**EXERCISE BRIEF:**
Which lines have the string "JSON"? Copy all of them from the entries below.

**RECORD EXCERPTS:**

---

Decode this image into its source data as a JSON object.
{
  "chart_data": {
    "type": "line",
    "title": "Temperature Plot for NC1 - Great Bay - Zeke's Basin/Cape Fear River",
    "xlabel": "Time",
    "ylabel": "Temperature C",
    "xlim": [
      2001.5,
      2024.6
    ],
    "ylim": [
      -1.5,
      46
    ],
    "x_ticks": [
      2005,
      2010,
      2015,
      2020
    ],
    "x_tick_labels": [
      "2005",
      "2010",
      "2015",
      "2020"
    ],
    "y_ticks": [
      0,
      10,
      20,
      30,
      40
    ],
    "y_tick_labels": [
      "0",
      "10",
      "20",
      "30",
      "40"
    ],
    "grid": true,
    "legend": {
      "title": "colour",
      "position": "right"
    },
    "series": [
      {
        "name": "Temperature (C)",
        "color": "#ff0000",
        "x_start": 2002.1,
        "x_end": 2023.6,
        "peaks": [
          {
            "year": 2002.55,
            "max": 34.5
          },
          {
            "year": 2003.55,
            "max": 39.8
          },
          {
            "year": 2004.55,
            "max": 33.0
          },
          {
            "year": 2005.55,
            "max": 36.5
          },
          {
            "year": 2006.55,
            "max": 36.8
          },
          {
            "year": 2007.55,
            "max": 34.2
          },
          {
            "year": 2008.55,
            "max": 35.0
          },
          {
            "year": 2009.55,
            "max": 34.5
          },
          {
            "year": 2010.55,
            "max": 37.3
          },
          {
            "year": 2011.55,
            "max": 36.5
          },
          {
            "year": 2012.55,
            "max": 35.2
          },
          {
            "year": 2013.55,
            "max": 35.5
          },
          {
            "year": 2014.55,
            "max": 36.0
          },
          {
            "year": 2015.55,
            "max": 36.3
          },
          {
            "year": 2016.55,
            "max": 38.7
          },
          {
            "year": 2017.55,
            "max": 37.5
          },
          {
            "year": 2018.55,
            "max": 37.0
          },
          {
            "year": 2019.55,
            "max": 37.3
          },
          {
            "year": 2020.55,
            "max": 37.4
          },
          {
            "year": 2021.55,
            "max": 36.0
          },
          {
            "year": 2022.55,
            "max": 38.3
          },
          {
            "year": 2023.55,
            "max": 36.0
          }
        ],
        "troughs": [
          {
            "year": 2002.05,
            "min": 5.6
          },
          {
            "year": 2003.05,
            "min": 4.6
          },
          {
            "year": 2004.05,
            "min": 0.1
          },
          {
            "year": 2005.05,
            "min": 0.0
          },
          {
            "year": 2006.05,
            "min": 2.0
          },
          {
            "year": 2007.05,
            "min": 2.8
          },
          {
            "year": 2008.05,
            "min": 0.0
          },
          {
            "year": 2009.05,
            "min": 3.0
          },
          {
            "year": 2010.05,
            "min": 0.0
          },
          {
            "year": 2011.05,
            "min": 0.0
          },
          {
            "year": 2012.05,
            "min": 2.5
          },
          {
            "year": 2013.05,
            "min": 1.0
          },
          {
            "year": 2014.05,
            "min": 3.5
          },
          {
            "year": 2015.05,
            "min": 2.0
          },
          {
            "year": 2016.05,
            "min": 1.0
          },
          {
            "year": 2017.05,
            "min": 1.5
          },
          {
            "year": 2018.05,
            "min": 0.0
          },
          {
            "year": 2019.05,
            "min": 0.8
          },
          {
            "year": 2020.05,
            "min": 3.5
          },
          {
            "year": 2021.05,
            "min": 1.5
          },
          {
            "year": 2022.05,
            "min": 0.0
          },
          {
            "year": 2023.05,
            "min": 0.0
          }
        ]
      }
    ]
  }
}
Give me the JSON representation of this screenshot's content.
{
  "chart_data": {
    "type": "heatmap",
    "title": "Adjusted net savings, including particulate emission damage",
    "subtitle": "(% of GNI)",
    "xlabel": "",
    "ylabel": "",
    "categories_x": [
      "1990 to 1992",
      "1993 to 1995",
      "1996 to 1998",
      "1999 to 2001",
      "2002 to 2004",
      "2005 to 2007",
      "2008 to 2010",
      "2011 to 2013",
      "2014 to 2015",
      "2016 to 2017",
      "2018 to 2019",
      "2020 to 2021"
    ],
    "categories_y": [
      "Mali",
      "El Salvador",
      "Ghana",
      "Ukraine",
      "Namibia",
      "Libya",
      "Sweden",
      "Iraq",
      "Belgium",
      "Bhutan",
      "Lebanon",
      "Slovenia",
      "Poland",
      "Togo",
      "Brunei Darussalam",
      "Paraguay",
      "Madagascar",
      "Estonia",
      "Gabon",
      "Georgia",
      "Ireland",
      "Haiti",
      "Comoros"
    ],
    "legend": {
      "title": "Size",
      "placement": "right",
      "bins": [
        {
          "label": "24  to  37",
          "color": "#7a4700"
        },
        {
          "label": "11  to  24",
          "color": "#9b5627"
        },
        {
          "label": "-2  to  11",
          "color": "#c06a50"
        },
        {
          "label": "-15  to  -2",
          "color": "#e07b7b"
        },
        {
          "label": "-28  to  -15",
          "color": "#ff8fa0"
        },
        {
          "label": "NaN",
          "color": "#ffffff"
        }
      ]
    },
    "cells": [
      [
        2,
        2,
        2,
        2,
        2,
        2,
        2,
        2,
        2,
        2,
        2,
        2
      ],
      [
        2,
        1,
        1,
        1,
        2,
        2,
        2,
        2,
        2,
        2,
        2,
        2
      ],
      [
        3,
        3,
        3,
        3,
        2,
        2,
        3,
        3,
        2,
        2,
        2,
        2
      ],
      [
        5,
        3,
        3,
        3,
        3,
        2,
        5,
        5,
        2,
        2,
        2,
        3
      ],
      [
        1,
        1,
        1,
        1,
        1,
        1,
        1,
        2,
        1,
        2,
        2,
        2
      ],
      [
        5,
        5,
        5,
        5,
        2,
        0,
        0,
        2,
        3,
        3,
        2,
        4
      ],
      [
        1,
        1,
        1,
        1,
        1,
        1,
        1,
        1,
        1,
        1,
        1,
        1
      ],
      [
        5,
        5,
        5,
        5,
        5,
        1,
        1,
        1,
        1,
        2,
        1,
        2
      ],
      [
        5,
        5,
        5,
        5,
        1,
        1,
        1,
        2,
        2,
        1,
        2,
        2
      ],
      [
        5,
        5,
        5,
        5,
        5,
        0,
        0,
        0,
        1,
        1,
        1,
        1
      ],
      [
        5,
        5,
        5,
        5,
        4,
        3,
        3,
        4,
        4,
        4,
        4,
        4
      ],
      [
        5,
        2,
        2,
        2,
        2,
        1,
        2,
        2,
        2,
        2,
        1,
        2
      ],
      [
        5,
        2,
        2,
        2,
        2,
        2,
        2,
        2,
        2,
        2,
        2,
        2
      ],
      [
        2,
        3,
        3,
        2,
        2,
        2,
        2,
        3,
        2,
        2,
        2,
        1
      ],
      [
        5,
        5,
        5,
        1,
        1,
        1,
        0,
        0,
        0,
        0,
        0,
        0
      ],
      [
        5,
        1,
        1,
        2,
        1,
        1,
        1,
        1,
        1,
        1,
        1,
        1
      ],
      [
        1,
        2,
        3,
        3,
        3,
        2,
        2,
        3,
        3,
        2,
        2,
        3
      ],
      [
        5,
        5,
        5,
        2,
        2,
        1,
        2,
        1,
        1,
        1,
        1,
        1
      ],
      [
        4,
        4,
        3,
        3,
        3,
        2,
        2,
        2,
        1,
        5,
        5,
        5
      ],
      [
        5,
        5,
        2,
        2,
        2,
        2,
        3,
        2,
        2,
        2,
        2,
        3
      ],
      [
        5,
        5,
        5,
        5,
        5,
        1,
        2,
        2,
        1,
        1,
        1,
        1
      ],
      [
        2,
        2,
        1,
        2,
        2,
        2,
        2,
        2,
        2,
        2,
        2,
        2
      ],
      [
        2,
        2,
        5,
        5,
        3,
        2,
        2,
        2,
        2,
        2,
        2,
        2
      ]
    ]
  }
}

---

**FULL SOLUTION:**
Decode this image into its source data as a JSON object.
Give me the JSON representation of this screenshot's content.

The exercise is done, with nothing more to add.